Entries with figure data
━━━━━━━━━━━━━━━━

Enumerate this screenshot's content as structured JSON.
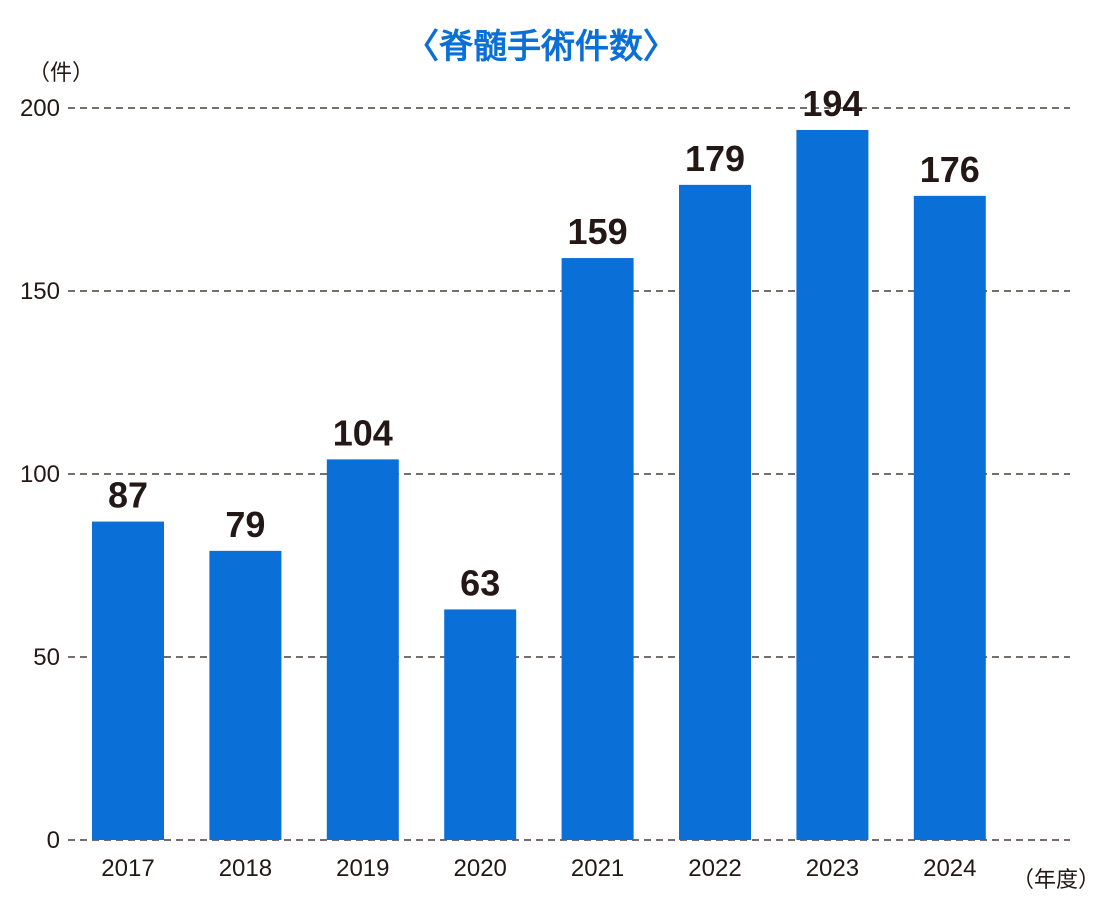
{
  "chart_data": {
    "type": "bar",
    "title": "〈脊髄手術件数〉",
    "y_unit_label": "（件）",
    "x_unit_label": "（年度）",
    "categories": [
      "2017",
      "2018",
      "2019",
      "2020",
      "2021",
      "2022",
      "2023",
      "2024"
    ],
    "values": [
      87,
      79,
      104,
      63,
      159,
      179,
      194,
      176
    ],
    "ylim": [
      0,
      200
    ],
    "yticks": [
      "0",
      "50",
      "100",
      "150",
      "200"
    ],
    "grid": true,
    "legend": "none",
    "colors": {
      "bar": "#0a6fd6",
      "title": "#0a6fd6",
      "text": "#231815"
    }
  }
}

━━━━━━━━━━━━━━━━

* WORK TO BE COMPLETED
Reproduce each entry precisely. Leave the pictures out.

* EXERCISE OUTPUT
Enumerate this screenshot's content as structured JSON.
{
  "chart_data": {
    "type": "bar",
    "title": "〈脊髄手術件数〉",
    "y_unit_label": "（件）",
    "x_unit_label": "（年度）",
    "categories": [
      "2017",
      "2018",
      "2019",
      "2020",
      "2021",
      "2022",
      "2023",
      "2024"
    ],
    "values": [
      87,
      79,
      104,
      63,
      159,
      179,
      194,
      176
    ],
    "ylim": [
      0,
      200
    ],
    "yticks": [
      "0",
      "50",
      "100",
      "150",
      "200"
    ],
    "grid": true,
    "legend": "none",
    "colors": {
      "bar": "#0a6fd6",
      "title": "#0a6fd6",
      "text": "#231815"
    }
  }
}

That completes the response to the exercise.